>> START ENTRIES SUPPLIED

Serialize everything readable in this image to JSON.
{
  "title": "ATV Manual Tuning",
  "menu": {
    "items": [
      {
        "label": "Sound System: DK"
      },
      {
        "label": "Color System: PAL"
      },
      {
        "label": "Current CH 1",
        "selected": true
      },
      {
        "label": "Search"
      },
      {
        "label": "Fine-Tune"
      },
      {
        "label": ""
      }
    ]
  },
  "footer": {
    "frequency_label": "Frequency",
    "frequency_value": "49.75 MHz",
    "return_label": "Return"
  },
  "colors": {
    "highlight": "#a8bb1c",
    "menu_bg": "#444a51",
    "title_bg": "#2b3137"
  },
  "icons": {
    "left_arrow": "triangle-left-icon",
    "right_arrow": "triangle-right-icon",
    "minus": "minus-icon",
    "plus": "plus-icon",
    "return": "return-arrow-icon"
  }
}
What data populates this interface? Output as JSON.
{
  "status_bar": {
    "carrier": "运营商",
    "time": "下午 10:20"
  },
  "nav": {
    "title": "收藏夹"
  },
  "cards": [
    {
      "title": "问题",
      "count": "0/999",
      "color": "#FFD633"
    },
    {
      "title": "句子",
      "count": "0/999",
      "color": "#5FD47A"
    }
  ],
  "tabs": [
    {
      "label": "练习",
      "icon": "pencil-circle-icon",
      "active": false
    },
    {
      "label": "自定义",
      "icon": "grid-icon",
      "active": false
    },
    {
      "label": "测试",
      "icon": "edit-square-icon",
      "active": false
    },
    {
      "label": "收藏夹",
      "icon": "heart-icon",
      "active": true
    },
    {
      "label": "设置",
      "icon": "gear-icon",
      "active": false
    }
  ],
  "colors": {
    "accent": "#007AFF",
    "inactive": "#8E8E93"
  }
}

>> END ENTRIES SUPPLIED
>> START ENTRIES SUPPLIED

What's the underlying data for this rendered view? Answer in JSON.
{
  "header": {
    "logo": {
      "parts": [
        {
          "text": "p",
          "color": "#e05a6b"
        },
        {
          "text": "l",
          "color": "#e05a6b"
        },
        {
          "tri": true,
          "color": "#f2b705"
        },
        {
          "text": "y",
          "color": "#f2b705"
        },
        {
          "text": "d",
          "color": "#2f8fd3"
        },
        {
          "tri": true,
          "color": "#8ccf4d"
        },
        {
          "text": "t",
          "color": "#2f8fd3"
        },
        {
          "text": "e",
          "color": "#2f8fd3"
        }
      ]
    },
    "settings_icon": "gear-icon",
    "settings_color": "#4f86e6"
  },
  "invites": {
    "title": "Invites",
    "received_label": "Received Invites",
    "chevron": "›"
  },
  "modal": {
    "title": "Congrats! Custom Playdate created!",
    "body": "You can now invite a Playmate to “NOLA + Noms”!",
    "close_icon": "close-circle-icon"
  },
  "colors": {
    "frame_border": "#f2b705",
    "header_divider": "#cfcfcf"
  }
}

>> END ENTRIES SUPPLIED

TASK STATEMENT:
Among the lines of the data, identify those with the word "triangle". Copy each of them.

TASK RESULT:
    "left_arrow": "triangle-left-icon",
    "right_arrow": "triangle-right-icon",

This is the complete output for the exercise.